— START Records provided —

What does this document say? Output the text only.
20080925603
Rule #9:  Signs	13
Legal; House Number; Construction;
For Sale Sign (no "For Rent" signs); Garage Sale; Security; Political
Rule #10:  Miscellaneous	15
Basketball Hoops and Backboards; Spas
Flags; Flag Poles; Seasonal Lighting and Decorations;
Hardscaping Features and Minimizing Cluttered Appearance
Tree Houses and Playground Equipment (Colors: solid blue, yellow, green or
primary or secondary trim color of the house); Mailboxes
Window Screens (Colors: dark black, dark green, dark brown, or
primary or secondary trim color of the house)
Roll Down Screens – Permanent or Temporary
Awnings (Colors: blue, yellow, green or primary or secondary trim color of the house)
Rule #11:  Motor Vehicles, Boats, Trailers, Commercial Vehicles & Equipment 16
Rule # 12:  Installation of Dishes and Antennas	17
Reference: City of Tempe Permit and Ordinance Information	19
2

— END Records provided —

## Problem to work on
Copy out every line of the data above, exactly as given.

## Answer in full
What does this document say? Output the text only.
20080925603
Rule #9:  Signs	13
Legal; House Number; Construction;
For Sale Sign (no "For Rent" signs); Garage Sale; Security; Political
Rule #10:  Miscellaneous	15
Basketball Hoops and Backboards; Spas
Flags; Flag Poles; Seasonal Lighting and Decorations;
Hardscaping Features and Minimizing Cluttered Appearance
Tree Houses and Playground Equipment (Colors: solid blue, yellow, green or
primary or secondary trim color of the house); Mailboxes
Window Screens (Colors: dark black, dark green, dark brown, or
primary or secondary trim color of the house)
Roll Down Screens – Permanent or Temporary
Awnings (Colors: blue, yellow, green or primary or secondary trim color of the house)
Rule #11:  Motor Vehicles, Boats, Trailers, Commercial Vehicles & Equipment 16
Rule # 12:  Installation of Dishes and Antennas	17
Reference: City of Tempe Permit and Ordinance Information	19
2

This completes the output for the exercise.